WHAT IS REQUIRED »
Take every line where the string "Print" appears and copy it.

Stored records:
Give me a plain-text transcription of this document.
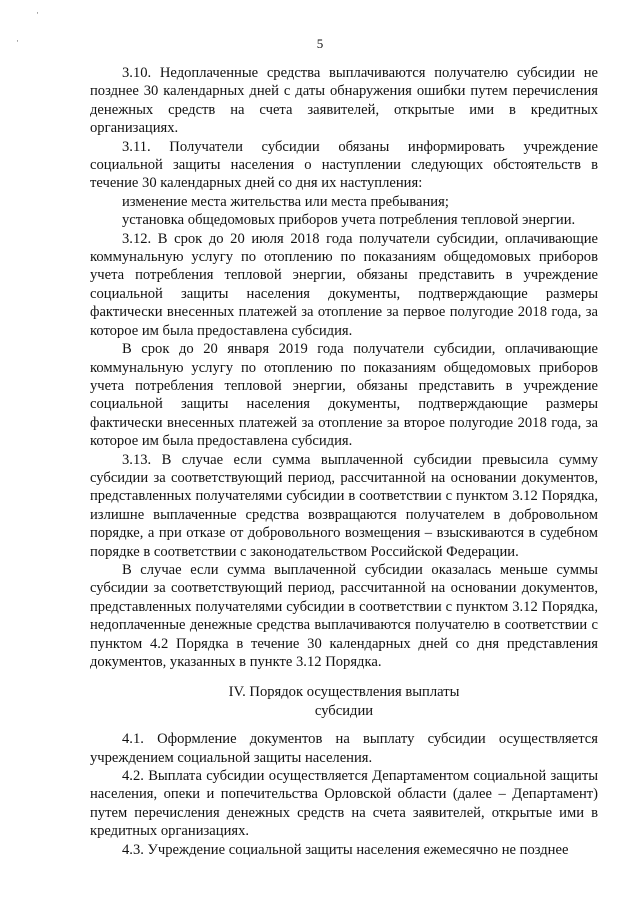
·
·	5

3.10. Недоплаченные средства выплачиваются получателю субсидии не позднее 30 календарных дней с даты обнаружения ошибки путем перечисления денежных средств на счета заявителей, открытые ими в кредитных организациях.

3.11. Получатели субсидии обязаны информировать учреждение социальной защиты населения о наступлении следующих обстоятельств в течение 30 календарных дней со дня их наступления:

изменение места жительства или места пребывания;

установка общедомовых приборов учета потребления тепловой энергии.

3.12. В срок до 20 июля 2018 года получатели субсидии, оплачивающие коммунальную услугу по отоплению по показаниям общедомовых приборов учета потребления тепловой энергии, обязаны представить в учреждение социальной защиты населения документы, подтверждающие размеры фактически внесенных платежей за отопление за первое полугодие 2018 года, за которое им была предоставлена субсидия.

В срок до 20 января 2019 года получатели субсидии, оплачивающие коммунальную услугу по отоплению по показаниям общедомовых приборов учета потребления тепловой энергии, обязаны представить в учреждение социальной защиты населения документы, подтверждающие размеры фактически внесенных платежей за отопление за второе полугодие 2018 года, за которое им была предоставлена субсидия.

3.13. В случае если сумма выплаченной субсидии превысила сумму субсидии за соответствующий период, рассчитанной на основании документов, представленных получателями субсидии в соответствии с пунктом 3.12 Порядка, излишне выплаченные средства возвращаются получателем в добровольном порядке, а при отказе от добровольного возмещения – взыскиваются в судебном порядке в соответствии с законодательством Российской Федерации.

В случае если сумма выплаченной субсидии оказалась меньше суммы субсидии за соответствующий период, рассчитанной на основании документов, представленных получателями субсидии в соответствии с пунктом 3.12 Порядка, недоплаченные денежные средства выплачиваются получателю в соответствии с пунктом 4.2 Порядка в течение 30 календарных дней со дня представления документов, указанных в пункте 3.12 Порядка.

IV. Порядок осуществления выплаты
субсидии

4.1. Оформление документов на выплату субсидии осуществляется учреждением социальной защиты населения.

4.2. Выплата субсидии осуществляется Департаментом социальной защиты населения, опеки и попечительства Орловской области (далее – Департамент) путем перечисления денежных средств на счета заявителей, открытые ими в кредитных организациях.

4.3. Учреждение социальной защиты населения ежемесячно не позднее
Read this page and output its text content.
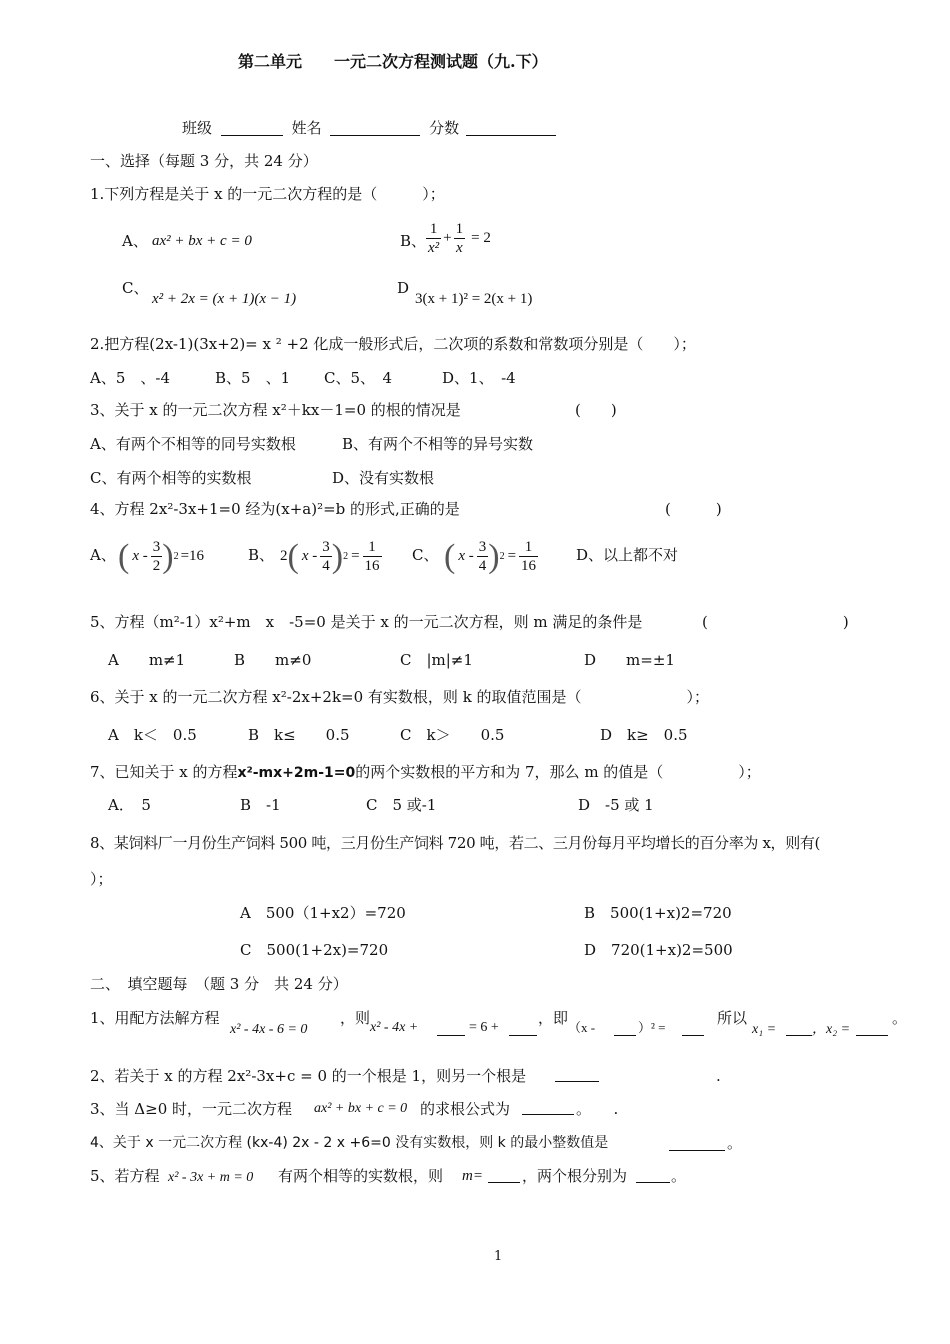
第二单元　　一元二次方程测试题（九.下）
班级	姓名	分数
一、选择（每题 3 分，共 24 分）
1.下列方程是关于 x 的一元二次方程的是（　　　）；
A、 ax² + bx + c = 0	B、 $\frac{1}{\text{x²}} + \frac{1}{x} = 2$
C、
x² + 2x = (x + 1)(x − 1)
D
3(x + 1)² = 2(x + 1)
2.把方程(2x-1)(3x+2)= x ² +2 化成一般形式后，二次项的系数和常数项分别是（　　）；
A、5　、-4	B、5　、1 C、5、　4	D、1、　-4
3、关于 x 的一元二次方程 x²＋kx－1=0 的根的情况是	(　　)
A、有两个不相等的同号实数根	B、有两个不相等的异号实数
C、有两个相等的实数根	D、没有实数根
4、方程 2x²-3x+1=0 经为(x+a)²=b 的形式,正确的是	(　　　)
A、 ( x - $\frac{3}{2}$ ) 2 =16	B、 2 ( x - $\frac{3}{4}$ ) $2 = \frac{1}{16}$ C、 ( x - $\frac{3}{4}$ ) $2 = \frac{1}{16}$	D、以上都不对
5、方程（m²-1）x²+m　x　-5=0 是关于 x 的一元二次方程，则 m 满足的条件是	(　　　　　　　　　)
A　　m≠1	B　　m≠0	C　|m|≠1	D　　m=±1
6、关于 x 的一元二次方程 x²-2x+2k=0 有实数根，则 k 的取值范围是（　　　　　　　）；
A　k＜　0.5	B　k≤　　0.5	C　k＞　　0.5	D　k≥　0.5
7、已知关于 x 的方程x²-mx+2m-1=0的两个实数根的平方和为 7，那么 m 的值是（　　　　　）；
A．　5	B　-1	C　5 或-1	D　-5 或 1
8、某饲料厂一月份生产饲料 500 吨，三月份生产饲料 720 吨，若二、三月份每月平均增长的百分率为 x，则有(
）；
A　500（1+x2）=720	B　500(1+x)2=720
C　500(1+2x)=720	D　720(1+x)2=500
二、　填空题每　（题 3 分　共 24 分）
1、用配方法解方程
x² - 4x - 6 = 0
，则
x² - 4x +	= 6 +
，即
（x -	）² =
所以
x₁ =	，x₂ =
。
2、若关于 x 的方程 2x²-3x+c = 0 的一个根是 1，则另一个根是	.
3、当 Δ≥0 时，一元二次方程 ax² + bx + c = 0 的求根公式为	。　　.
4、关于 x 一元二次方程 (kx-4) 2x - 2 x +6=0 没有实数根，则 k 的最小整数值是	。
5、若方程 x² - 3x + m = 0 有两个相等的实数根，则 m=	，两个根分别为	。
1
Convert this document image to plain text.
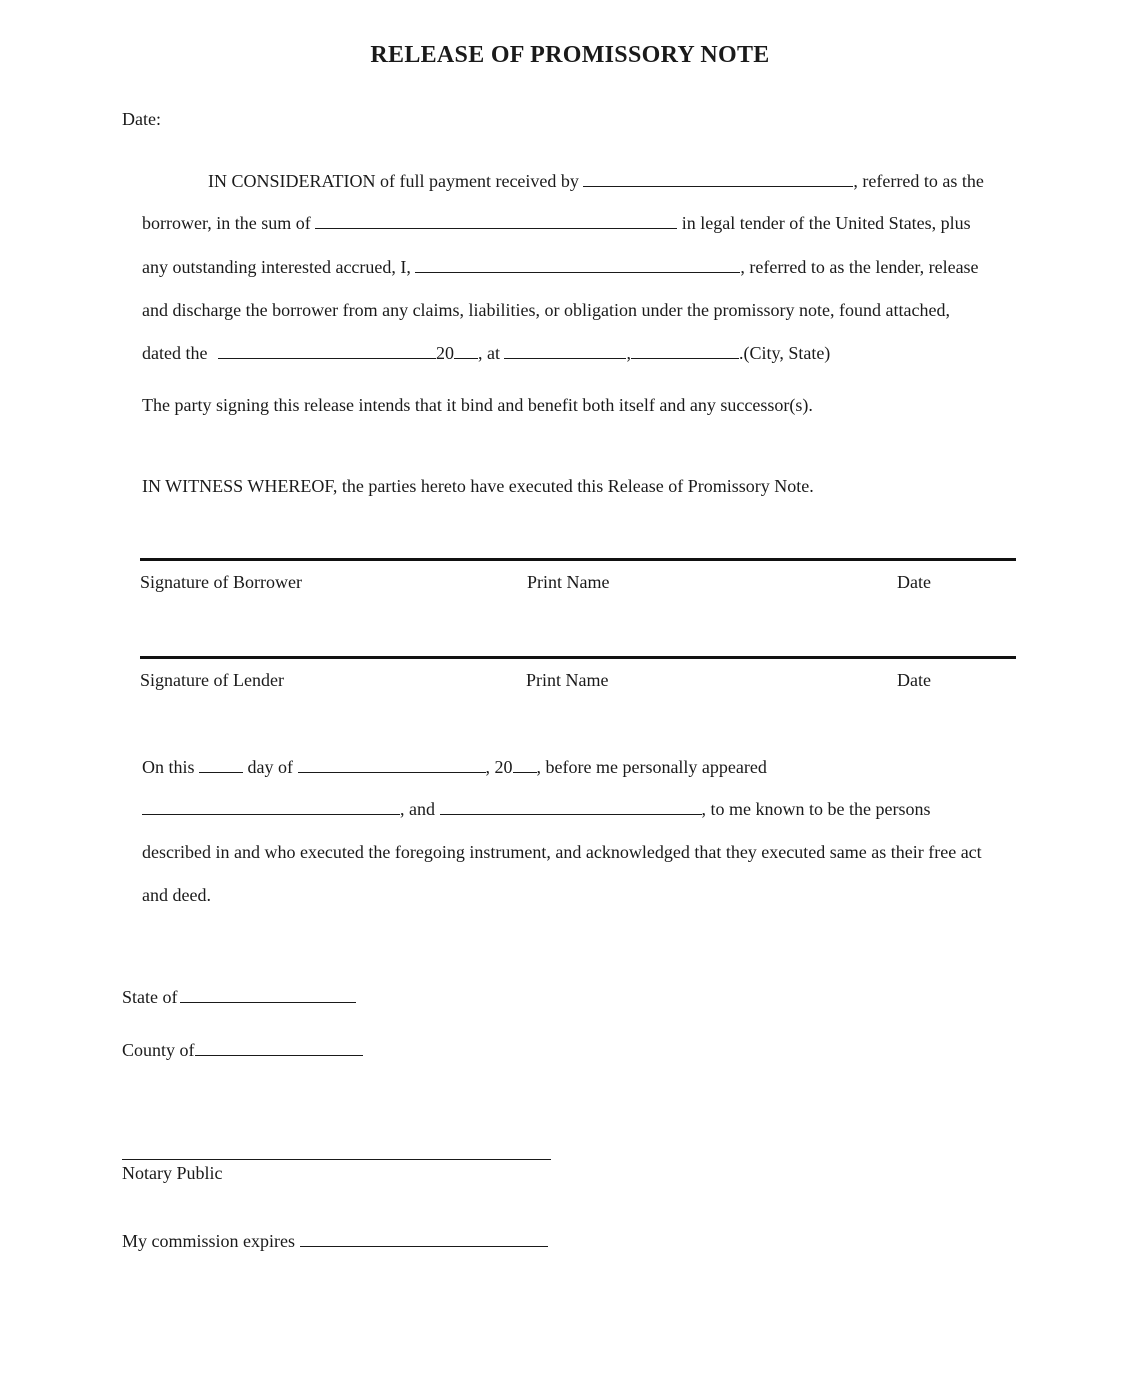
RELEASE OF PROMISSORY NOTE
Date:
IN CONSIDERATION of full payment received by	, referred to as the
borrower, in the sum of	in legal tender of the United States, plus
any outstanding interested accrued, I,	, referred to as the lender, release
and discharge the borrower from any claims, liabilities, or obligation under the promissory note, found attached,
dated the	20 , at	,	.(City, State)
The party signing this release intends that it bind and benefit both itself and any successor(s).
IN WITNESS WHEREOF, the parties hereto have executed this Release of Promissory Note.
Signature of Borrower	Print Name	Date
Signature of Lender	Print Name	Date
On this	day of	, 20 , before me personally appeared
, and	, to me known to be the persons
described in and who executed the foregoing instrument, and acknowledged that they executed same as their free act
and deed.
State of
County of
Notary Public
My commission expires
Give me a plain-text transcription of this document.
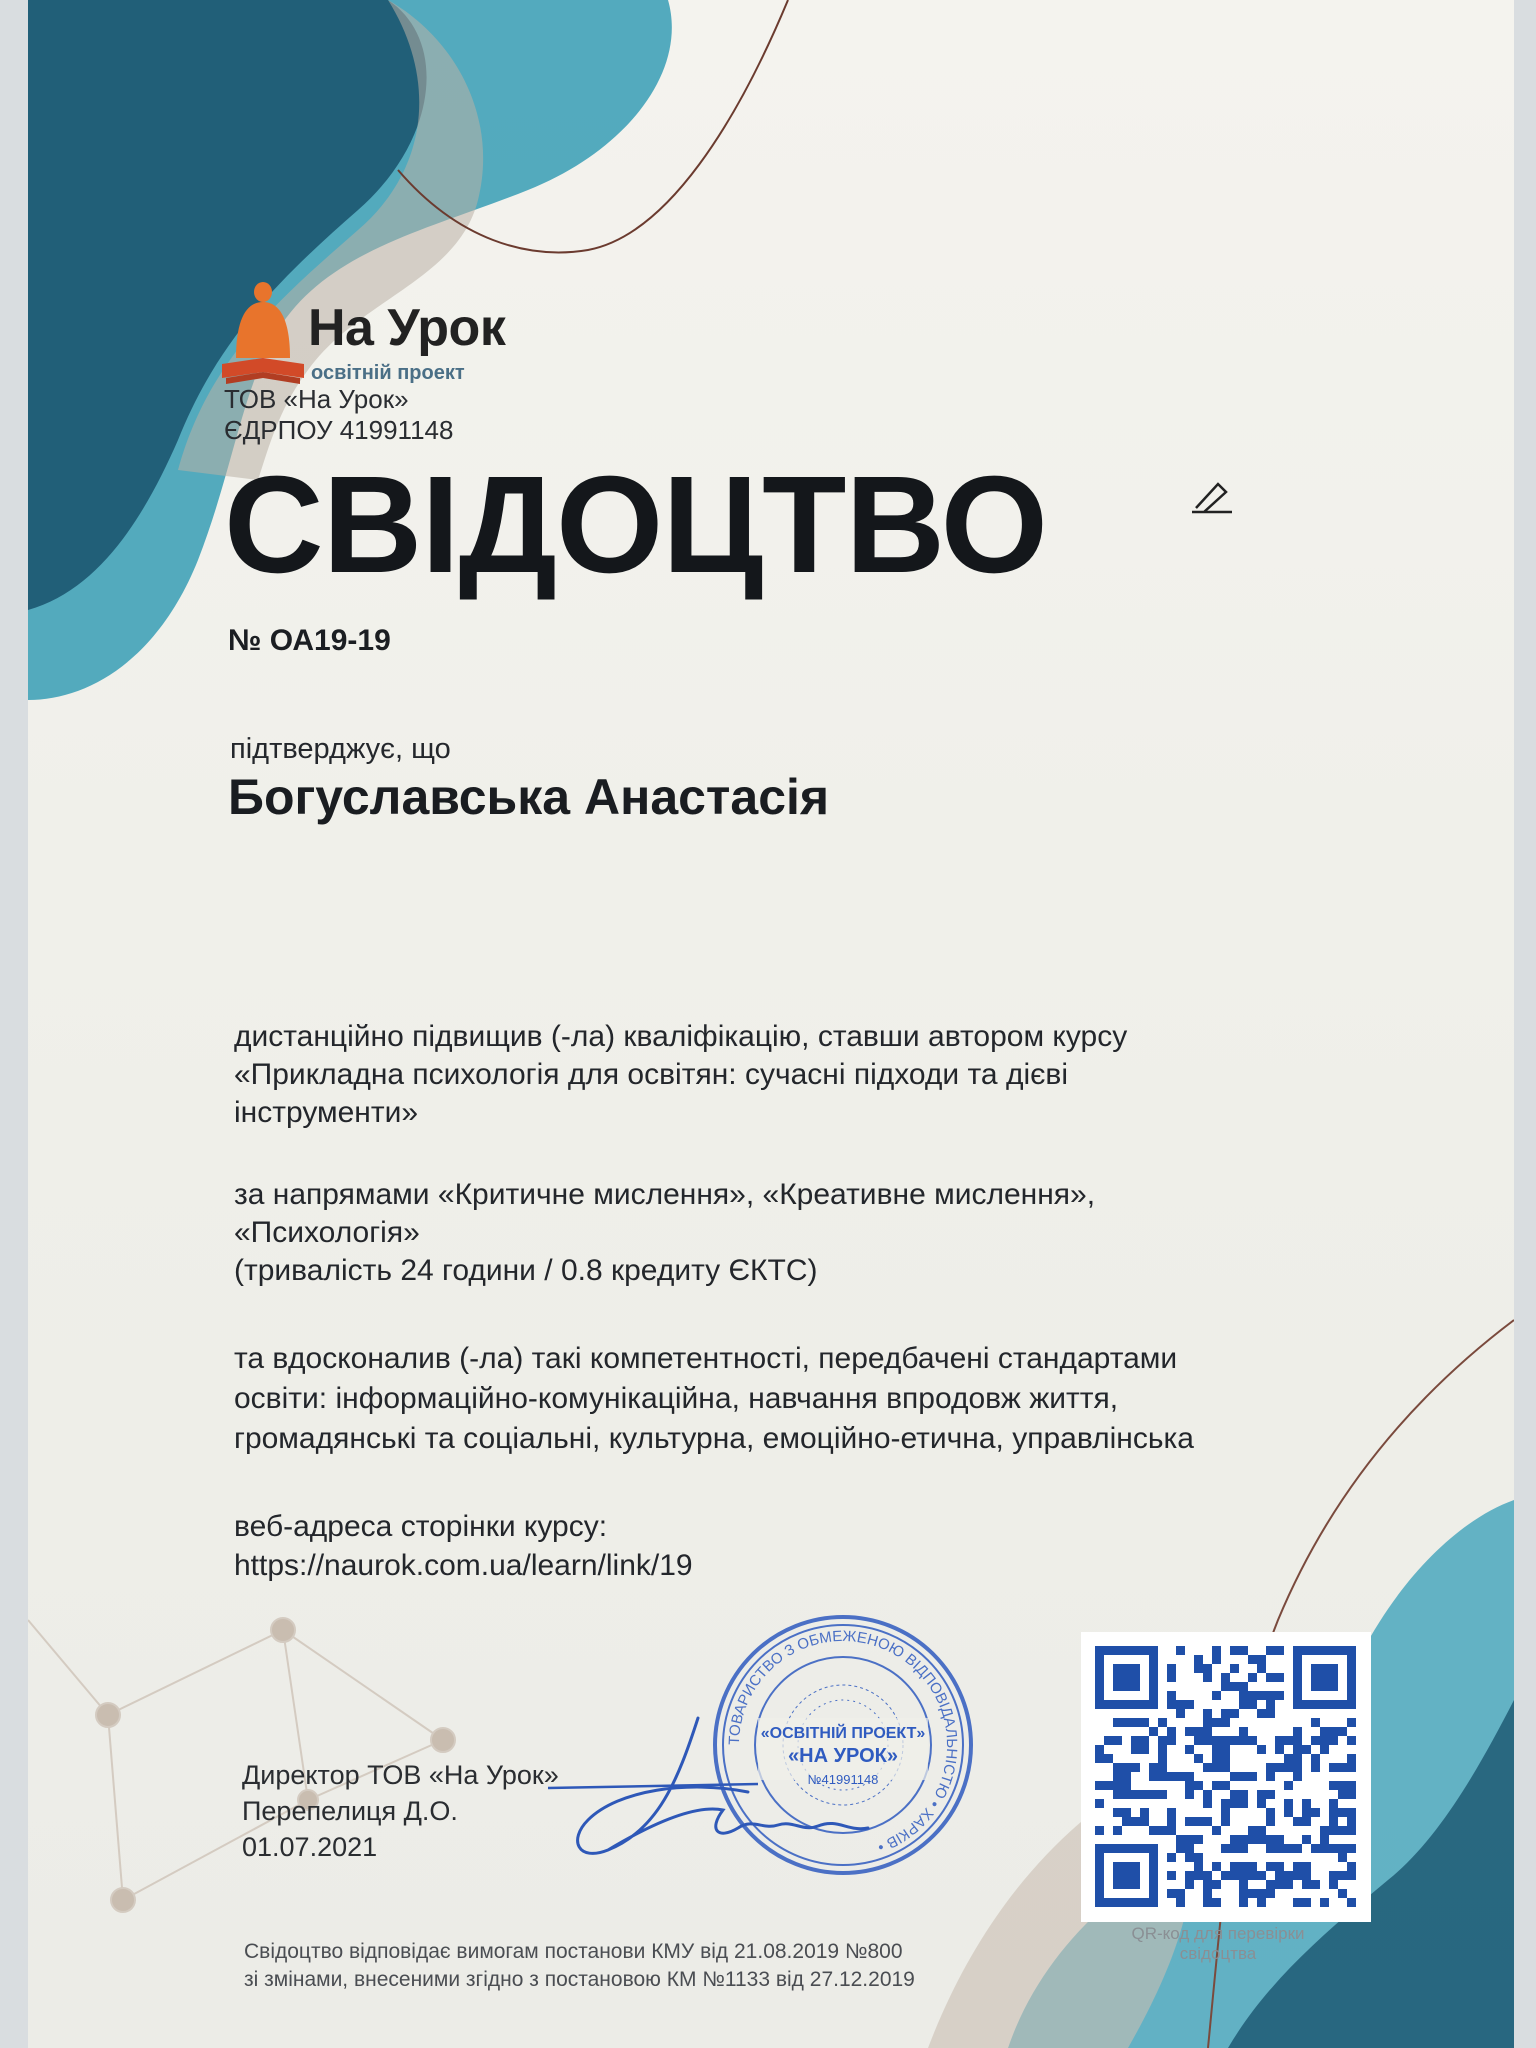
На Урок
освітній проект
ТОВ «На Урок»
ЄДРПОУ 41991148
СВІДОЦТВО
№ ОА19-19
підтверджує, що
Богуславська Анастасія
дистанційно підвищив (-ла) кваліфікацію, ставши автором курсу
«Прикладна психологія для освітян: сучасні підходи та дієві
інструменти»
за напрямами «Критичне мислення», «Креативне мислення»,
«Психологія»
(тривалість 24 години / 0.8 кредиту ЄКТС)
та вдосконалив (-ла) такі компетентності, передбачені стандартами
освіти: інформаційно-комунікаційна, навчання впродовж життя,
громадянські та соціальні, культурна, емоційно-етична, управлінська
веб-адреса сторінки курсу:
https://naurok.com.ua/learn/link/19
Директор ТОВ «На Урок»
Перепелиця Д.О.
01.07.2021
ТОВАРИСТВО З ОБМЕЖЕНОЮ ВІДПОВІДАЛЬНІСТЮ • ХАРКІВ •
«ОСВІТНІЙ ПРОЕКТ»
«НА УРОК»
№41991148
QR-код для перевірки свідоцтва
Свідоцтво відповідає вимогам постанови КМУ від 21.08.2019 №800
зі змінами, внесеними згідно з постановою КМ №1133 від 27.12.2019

OUTPUT FOR THIS TASK »
Signature of Borrower	Print Name	Date
Signature of Lender	Print Name	Date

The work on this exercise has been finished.